Written task: Retype each record below word for word. Leave the pictures out.

Saved data entries:
== == ==

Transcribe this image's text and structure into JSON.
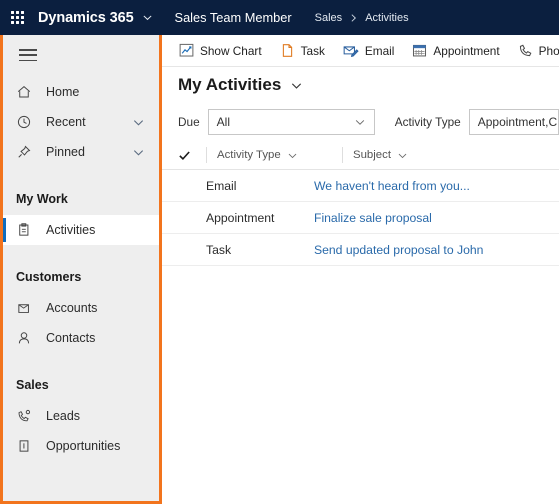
{
  "header": {
    "waffle_icon": "app-launcher-waffle-icon",
    "brand": "Dynamics 365",
    "brand_chevron_icon": "chevron-down-icon",
    "app_name": "Sales Team Member",
    "breadcrumb": {
      "parent": "Sales",
      "separator_icon": "chevron-right-icon",
      "current": "Activities"
    }
  },
  "sidebar": {
    "hamburger_icon": "hamburger-menu-icon",
    "highlight_color": "#f2741d",
    "selected_accent_color": "#0f6cbd",
    "top_items": [
      {
        "label": "Home",
        "icon": "home-icon",
        "chevron": false
      },
      {
        "label": "Recent",
        "icon": "clock-icon",
        "chevron": true
      },
      {
        "label": "Pinned",
        "icon": "pin-icon",
        "chevron": true
      }
    ],
    "groups": [
      {
        "title": "My Work",
        "items": [
          {
            "label": "Activities",
            "icon": "clipboard-icon",
            "selected": true
          }
        ]
      },
      {
        "title": "Customers",
        "items": [
          {
            "label": "Accounts",
            "icon": "building-icon",
            "selected": false
          },
          {
            "label": "Contacts",
            "icon": "person-icon",
            "selected": false
          }
        ]
      },
      {
        "title": "Sales",
        "items": [
          {
            "label": "Leads",
            "icon": "phone-lead-icon",
            "selected": false
          },
          {
            "label": "Opportunities",
            "icon": "opportunity-icon",
            "selected": false
          }
        ]
      }
    ]
  },
  "commandbar": {
    "items": [
      {
        "label": "Show Chart",
        "icon": "chart-icon"
      },
      {
        "label": "Task",
        "icon": "task-document-icon"
      },
      {
        "label": "Email",
        "icon": "email-edit-icon"
      },
      {
        "label": "Appointment",
        "icon": "calendar-icon"
      },
      {
        "label": "Phone Call",
        "icon": "phone-icon"
      }
    ]
  },
  "view": {
    "title": "My Activities",
    "chevron_icon": "chevron-down-icon"
  },
  "filters": {
    "due": {
      "label": "Due",
      "value": "All",
      "chevron_icon": "chevron-down-icon"
    },
    "activity_type": {
      "label": "Activity Type",
      "value": "Appointment,C"
    }
  },
  "grid": {
    "select_all_icon": "checkmark-icon",
    "columns": [
      {
        "label": "Activity Type",
        "chevron_icon": "chevron-down-icon"
      },
      {
        "label": "Subject",
        "chevron_icon": "chevron-down-icon"
      }
    ],
    "rows": [
      {
        "activity_type": "Email",
        "subject": "We haven't heard from you..."
      },
      {
        "activity_type": "Appointment",
        "subject": "Finalize sale proposal"
      },
      {
        "activity_type": "Task",
        "subject": "Send updated proposal to John"
      }
    ]
  }
}
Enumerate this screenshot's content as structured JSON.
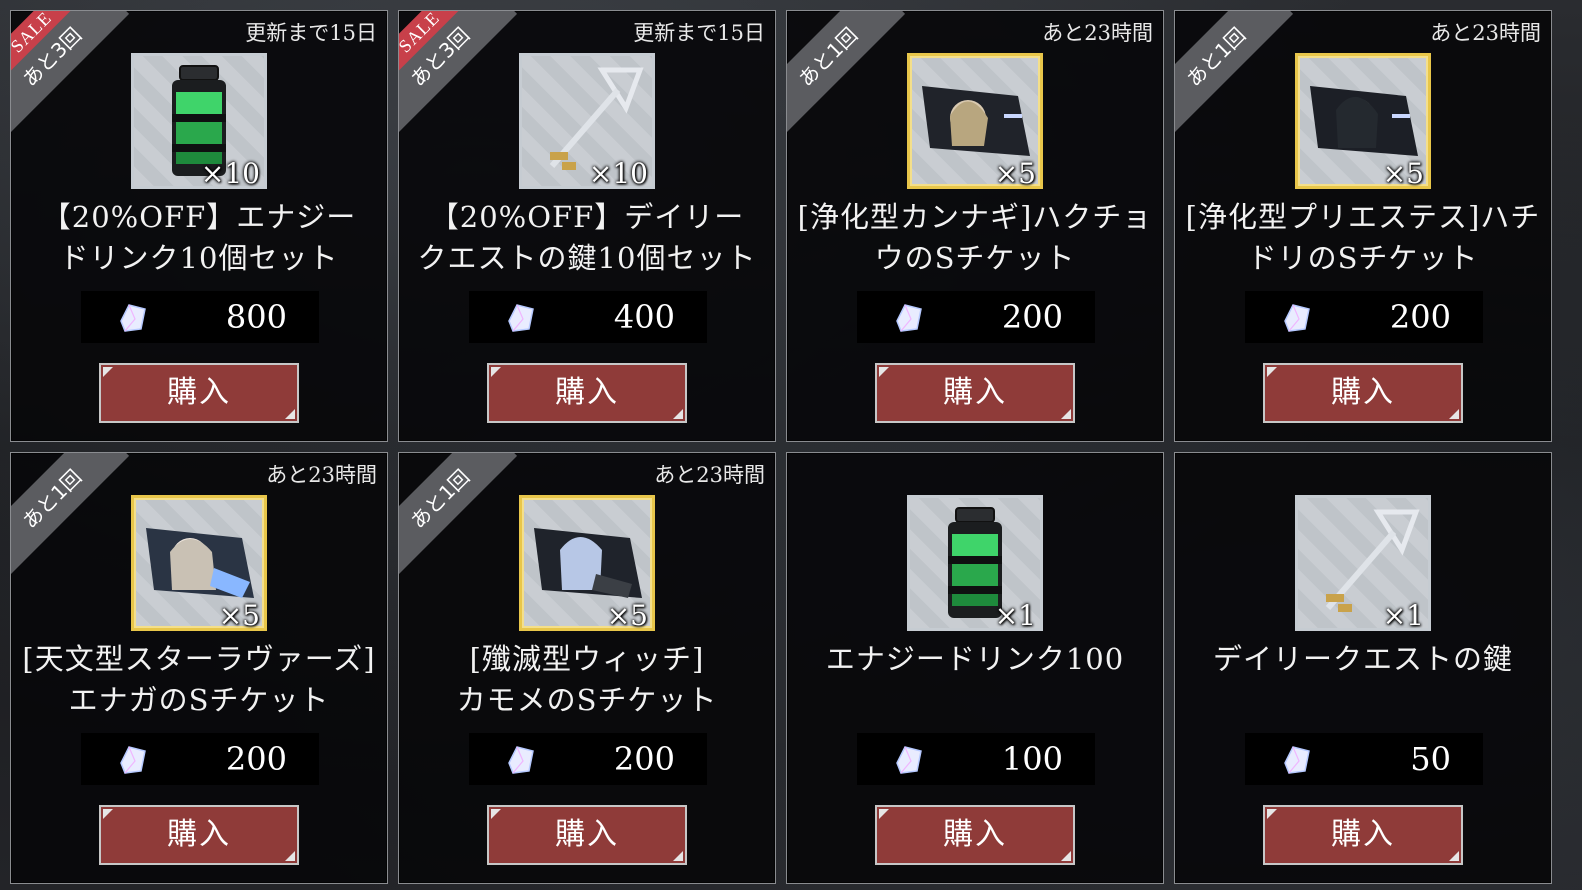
{
  "items": [
    {
      "sale": "SALE",
      "limit": "あと3回",
      "timer": "更新まで15日",
      "icon": "energy-drink-icon",
      "frame": "silver",
      "qty": "×10",
      "name": "【20%OFF】エナジー\nドリンク10個セット",
      "price": "800",
      "buy": "購入"
    },
    {
      "sale": "SALE",
      "limit": "あと3回",
      "timer": "更新まで15日",
      "icon": "key-icon",
      "frame": "silver",
      "qty": "×10",
      "name": "【20%OFF】デイリー\nクエストの鍵10個セット",
      "price": "400",
      "buy": "購入"
    },
    {
      "sale": "",
      "limit": "あと1回",
      "timer": "あと23時間",
      "icon": "ticket-icon",
      "frame": "gold",
      "qty": "×5",
      "name": "[浄化型カンナギ]ハクチョ\nウのSチケット",
      "price": "200",
      "buy": "購入"
    },
    {
      "sale": "",
      "limit": "あと1回",
      "timer": "あと23時間",
      "icon": "ticket-icon",
      "frame": "gold",
      "qty": "×5",
      "name": "[浄化型プリエステス]ハチ\nドリのSチケット",
      "price": "200",
      "buy": "購入"
    },
    {
      "sale": "",
      "limit": "あと1回",
      "timer": "あと23時間",
      "icon": "ticket-icon",
      "frame": "gold",
      "qty": "×5",
      "name": "[天文型スターラヴァーズ]\nエナガのSチケット",
      "price": "200",
      "buy": "購入"
    },
    {
      "sale": "",
      "limit": "あと1回",
      "timer": "あと23時間",
      "icon": "ticket-icon",
      "frame": "gold",
      "qty": "×5",
      "name": "[殲滅型ウィッチ]\nカモメのSチケット",
      "price": "200",
      "buy": "購入"
    },
    {
      "sale": "",
      "limit": "",
      "timer": "",
      "icon": "energy-drink-icon",
      "frame": "silver",
      "qty": "×1",
      "name": "エナジードリンク100",
      "price": "100",
      "buy": "購入"
    },
    {
      "sale": "",
      "limit": "",
      "timer": "",
      "icon": "key-icon",
      "frame": "silver",
      "qty": "×1",
      "name": "デイリークエストの鍵",
      "price": "50",
      "buy": "購入"
    }
  ],
  "colors": {
    "buy_button": "#8f3b39",
    "sale_tag": "#c8404a",
    "gold_frame": "#e8c64a",
    "card_bg": "#08080a"
  }
}
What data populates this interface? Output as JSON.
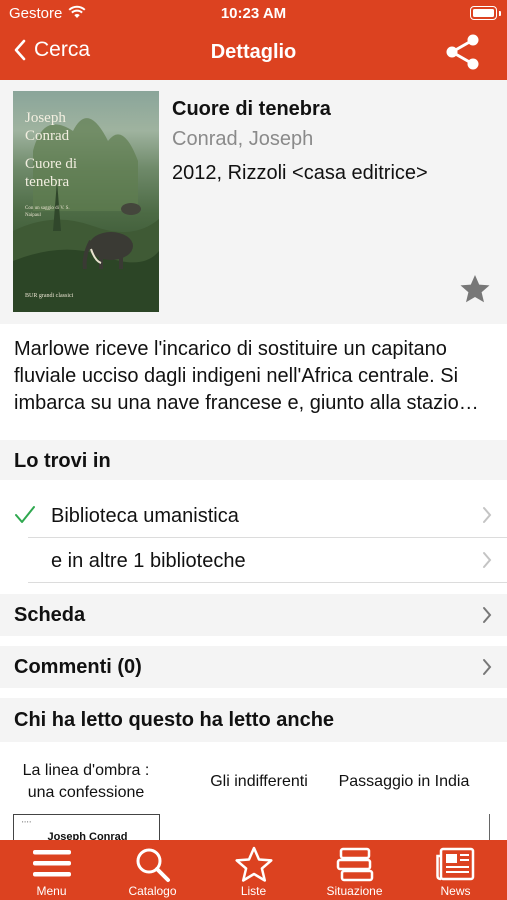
{
  "status": {
    "carrier": "Gestore",
    "time": "10:23 AM"
  },
  "nav": {
    "back_label": "Cerca",
    "title": "Dettaglio"
  },
  "book": {
    "title": "Cuore di tenebra",
    "author": "Conrad, Joseph",
    "publication": "2012, Rizzoli <casa editrice>",
    "cover": {
      "author": "Joseph Conrad",
      "title": "Cuore di tenebra",
      "subtitle": "Con un saggio di V. S. Naipaul",
      "imprint": "BUR grandi classici"
    }
  },
  "description": "Marlowe riceve l'incarico di sostituire un capitano fluviale ucciso dagli indigeni nell'Africa centrale. Si imbarca su una nave francese e, giunto alla stazio…",
  "availability": {
    "header": "Lo trovi in",
    "rows": [
      {
        "label": "Biblioteca umanistica"
      },
      {
        "label": "e in altre 1 biblioteche"
      }
    ]
  },
  "sections": {
    "scheda": "Scheda",
    "comments": "Commenti (0)",
    "also_read": "Chi ha letto questo ha letto anche"
  },
  "recommendations": [
    {
      "title": "La linea d'ombra : una confessione"
    },
    {
      "title": "Gli indifferenti"
    },
    {
      "title": "Passaggio in India"
    }
  ],
  "mini_cover": {
    "author": "Joseph Conrad"
  },
  "tabbar": [
    {
      "label": "Menu",
      "icon": "menu-icon"
    },
    {
      "label": "Catalogo",
      "icon": "search-icon"
    },
    {
      "label": "Liste",
      "icon": "star-icon"
    },
    {
      "label": "Situazione",
      "icon": "books-stack-icon"
    },
    {
      "label": "News",
      "icon": "newspaper-icon"
    }
  ],
  "colors": {
    "accent": "#dc4220",
    "check": "#2fa84f"
  }
}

== == ==

Full response:
Transcribe this image's text and structure into JSON.
{
  "header": {
    "waffle_icon": "app-launcher-waffle-icon",
    "brand": "Dynamics 365",
    "brand_chevron_icon": "chevron-down-icon",
    "app_name": "Sales Team Member",
    "breadcrumb": {
      "parent": "Sales",
      "separator_icon": "chevron-right-icon",
      "current": "Activities"
    }
  },
  "sidebar": {
    "hamburger_icon": "hamburger-menu-icon",
    "highlight_color": "#f2741d",
    "selected_accent_color": "#0f6cbd",
    "top_items": [
      {
        "label": "Home",
        "icon": "home-icon",
        "chevron": false
      },
      {
        "label": "Recent",
        "icon": "clock-icon",
        "chevron": true
      },
      {
        "label": "Pinned",
        "icon": "pin-icon",
        "chevron": true
      }
    ],
    "groups": [
      {
        "title": "My Work",
        "items": [
          {
            "label": "Activities",
            "icon": "clipboard-icon",
            "selected": true
          }
        ]
      },
      {
        "title": "Customers",
        "items": [
          {
            "label": "Accounts",
            "icon": "building-icon",
            "selected": false
          },
          {
            "label": "Contacts",
            "icon": "person-icon",
            "selected": false
          }
        ]
      },
      {
        "title": "Sales",
        "items": [
          {
            "label": "Leads",
            "icon": "phone-lead-icon",
            "selected": false
          },
          {
            "label": "Opportunities",
            "icon": "opportunity-icon",
            "selected": false
          }
        ]
      }
    ]
  },
  "commandbar": {
    "items": [
      {
        "label": "Show Chart",
        "icon": "chart-icon"
      },
      {
        "label": "Task",
        "icon": "task-document-icon"
      },
      {
        "label": "Email",
        "icon": "email-edit-icon"
      },
      {
        "label": "Appointment",
        "icon": "calendar-icon"
      },
      {
        "label": "Phone Call",
        "icon": "phone-icon"
      }
    ]
  },
  "view": {
    "title": "My Activities",
    "chevron_icon": "chevron-down-icon"
  },
  "filters": {
    "due": {
      "label": "Due",
      "value": "All",
      "chevron_icon": "chevron-down-icon"
    },
    "activity_type": {
      "label": "Activity Type",
      "value": "Appointment,C"
    }
  },
  "grid": {
    "select_all_icon": "checkmark-icon",
    "columns": [
      {
        "label": "Activity Type",
        "chevron_icon": "chevron-down-icon"
      },
      {
        "label": "Subject",
        "chevron_icon": "chevron-down-icon"
      }
    ],
    "rows": [
      {
        "activity_type": "Email",
        "subject": "We haven't heard from you..."
      },
      {
        "activity_type": "Appointment",
        "subject": "Finalize sale proposal"
      },
      {
        "activity_type": "Task",
        "subject": "Send updated proposal to John"
      }
    ]
  }
}
Enumerate this screenshot's content as structured JSON.
{
  "items": [
    {
      "sale": "SALE",
      "limit": "あと3回",
      "timer": "更新まで15日",
      "icon": "energy-drink-icon",
      "frame": "silver",
      "qty": "×10",
      "name": "【20%OFF】エナジー\nドリンク10個セット",
      "price": "800",
      "buy": "購入"
    },
    {
      "sale": "SALE",
      "limit": "あと3回",
      "timer": "更新まで15日",
      "icon": "key-icon",
      "frame": "silver",
      "qty": "×10",
      "name": "【20%OFF】デイリー\nクエストの鍵10個セット",
      "price": "400",
      "buy": "購入"
    },
    {
      "sale": "",
      "limit": "あと1回",
      "timer": "あと23時間",
      "icon": "ticket-icon",
      "frame": "gold",
      "qty": "×5",
      "name": "[浄化型カンナギ]ハクチョ\nウのSチケット",
      "price": "200",
      "buy": "購入"
    },
    {
      "sale": "",
      "limit": "あと1回",
      "timer": "あと23時間",
      "icon": "ticket-icon",
      "frame": "gold",
      "qty": "×5",
      "name": "[浄化型プリエステス]ハチ\nドリのSチケット",
      "price": "200",
      "buy": "購入"
    },
    {
      "sale": "",
      "limit": "あと1回",
      "timer": "あと23時間",
      "icon": "ticket-icon",
      "frame": "gold",
      "qty": "×5",
      "name": "[天文型スターラヴァーズ]\nエナガのSチケット",
      "price": "200",
      "buy": "購入"
    },
    {
      "sale": "",
      "limit": "あと1回",
      "timer": "あと23時間",
      "icon": "ticket-icon",
      "frame": "gold",
      "qty": "×5",
      "name": "[殲滅型ウィッチ]\nカモメのSチケット",
      "price": "200",
      "buy": "購入"
    },
    {
      "sale": "",
      "limit": "",
      "timer": "",
      "icon": "energy-drink-icon",
      "frame": "silver",
      "qty": "×1",
      "name": "エナジードリンク100",
      "price": "100",
      "buy": "購入"
    },
    {
      "sale": "",
      "limit": "",
      "timer": "",
      "icon": "key-icon",
      "frame": "silver",
      "qty": "×1",
      "name": "デイリークエストの鍵",
      "price": "50",
      "buy": "購入"
    }
  ],
  "colors": {
    "buy_button": "#8f3b39",
    "sale_tag": "#c8404a",
    "gold_frame": "#e8c64a",
    "card_bg": "#08080a"
  }
}
What data populates this interface? Output as JSON.
{
  "status": {
    "carrier": "Gestore",
    "time": "10:23 AM"
  },
  "nav": {
    "back_label": "Cerca",
    "title": "Dettaglio"
  },
  "book": {
    "title": "Cuore di tenebra",
    "author": "Conrad, Joseph",
    "publication": "2012, Rizzoli <casa editrice>",
    "cover": {
      "author": "Joseph Conrad",
      "title": "Cuore di tenebra",
      "subtitle": "Con un saggio di V. S. Naipaul",
      "imprint": "BUR grandi classici"
    }
  },
  "description": "Marlowe riceve l'incarico di sostituire un capitano fluviale ucciso dagli indigeni nell'Africa centrale. Si imbarca su una nave francese e, giunto alla stazio…",
  "availability": {
    "header": "Lo trovi in",
    "rows": [
      {
        "label": "Biblioteca umanistica"
      },
      {
        "label": "e in altre 1 biblioteche"
      }
    ]
  },
  "sections": {
    "scheda": "Scheda",
    "comments": "Commenti (0)",
    "also_read": "Chi ha letto questo ha letto anche"
  },
  "recommendations": [
    {
      "title": "La linea d'ombra : una confessione"
    },
    {
      "title": "Gli indifferenti"
    },
    {
      "title": "Passaggio in India"
    }
  ],
  "mini_cover": {
    "author": "Joseph Conrad"
  },
  "tabbar": [
    {
      "label": "Menu",
      "icon": "menu-icon"
    },
    {
      "label": "Catalogo",
      "icon": "search-icon"
    },
    {
      "label": "Liste",
      "icon": "star-icon"
    },
    {
      "label": "Situazione",
      "icon": "books-stack-icon"
    },
    {
      "label": "News",
      "icon": "newspaper-icon"
    }
  ],
  "colors": {
    "accent": "#dc4220",
    "check": "#2fa84f"
  }
}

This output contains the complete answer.